## Exercise directions:
Each line that holds the word "label" counts once; give the total for the records below and nothing else.

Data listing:
•••

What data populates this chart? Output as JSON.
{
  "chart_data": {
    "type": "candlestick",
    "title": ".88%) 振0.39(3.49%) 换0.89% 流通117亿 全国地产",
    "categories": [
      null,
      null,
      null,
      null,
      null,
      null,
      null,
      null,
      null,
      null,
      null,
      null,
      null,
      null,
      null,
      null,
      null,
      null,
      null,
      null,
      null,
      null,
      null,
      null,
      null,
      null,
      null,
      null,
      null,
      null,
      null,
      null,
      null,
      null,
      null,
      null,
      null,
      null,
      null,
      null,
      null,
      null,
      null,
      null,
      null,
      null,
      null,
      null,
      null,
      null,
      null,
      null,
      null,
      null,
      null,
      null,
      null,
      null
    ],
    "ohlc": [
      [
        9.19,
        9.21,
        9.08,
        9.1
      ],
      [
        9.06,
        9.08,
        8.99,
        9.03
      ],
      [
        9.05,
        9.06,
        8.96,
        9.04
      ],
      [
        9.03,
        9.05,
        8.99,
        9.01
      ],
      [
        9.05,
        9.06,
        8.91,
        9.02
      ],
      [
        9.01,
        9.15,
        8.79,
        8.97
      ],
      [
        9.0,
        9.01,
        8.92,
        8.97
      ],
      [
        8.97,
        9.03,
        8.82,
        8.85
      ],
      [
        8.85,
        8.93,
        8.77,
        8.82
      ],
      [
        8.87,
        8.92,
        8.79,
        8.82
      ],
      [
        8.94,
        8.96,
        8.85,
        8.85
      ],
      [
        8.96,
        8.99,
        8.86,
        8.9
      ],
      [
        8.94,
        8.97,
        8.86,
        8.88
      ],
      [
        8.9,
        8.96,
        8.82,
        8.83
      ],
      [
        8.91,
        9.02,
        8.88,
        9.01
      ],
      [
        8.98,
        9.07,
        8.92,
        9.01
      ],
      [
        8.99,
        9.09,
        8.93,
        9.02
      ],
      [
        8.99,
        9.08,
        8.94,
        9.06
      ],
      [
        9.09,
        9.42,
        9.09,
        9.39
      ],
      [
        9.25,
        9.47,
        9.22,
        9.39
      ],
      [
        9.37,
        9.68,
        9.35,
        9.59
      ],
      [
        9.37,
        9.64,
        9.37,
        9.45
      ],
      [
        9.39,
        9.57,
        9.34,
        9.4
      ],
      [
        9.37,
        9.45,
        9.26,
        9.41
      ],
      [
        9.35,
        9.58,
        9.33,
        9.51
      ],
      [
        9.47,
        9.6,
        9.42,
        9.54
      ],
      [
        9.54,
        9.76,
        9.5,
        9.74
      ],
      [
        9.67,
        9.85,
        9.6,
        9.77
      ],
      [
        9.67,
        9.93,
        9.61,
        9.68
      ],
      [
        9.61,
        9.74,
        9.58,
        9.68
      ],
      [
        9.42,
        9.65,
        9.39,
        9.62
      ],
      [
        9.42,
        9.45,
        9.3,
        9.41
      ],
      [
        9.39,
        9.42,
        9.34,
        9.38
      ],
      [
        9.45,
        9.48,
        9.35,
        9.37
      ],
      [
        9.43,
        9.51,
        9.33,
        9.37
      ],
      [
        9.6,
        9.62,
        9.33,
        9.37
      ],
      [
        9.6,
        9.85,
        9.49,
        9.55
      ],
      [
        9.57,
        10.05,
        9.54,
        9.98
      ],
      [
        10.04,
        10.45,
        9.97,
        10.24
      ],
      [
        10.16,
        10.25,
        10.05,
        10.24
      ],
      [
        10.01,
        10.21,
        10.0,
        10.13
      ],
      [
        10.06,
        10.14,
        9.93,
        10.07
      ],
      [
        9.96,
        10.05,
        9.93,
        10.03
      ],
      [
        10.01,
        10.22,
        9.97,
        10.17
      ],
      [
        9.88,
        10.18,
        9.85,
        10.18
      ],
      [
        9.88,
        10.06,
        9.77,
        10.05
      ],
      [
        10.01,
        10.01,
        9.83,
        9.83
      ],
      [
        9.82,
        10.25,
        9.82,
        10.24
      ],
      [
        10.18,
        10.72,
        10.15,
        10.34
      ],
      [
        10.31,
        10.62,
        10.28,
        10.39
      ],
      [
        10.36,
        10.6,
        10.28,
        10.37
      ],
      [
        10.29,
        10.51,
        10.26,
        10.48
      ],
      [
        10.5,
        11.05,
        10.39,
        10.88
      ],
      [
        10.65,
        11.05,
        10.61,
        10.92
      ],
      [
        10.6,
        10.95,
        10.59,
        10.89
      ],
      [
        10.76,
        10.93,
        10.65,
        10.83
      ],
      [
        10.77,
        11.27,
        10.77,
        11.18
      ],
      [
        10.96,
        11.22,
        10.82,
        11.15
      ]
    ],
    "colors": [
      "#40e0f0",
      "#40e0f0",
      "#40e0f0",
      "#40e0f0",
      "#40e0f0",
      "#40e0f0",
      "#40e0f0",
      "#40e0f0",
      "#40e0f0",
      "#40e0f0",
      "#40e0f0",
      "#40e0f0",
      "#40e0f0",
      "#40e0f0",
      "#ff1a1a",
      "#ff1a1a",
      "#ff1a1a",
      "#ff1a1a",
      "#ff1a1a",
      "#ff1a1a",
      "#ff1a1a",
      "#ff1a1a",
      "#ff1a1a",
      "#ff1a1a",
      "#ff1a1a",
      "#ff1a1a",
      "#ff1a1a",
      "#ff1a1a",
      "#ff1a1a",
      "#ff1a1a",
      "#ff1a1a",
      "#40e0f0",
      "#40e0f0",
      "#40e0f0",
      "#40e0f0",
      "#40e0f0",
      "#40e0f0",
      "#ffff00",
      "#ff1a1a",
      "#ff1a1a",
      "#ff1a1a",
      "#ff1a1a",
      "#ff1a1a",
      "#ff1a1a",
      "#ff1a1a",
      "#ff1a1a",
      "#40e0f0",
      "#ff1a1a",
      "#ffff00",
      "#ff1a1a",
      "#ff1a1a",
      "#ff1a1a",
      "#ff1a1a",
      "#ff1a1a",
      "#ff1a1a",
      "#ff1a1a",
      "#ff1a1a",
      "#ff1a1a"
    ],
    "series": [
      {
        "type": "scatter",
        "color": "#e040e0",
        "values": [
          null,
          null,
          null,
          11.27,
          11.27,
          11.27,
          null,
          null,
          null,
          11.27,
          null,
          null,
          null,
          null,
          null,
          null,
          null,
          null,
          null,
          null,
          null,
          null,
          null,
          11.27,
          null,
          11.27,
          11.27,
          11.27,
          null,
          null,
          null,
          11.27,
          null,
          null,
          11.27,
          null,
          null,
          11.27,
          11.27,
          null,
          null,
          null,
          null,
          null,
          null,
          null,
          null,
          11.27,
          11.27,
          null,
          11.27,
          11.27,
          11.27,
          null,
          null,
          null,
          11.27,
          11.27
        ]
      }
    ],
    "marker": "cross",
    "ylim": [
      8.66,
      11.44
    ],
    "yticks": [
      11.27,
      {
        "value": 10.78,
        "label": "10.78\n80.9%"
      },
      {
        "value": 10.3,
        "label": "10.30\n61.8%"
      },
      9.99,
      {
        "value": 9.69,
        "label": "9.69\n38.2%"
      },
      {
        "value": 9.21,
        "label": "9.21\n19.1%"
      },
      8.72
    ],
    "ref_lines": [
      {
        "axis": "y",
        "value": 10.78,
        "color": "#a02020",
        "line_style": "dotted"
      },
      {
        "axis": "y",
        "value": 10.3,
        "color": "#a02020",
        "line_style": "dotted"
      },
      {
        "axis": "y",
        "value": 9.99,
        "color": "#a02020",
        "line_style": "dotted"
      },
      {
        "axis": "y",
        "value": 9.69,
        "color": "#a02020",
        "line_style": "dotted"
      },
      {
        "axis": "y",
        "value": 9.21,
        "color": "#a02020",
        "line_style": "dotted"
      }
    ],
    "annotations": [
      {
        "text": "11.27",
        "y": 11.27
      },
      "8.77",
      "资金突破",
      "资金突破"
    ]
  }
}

•••

## Full solution:
4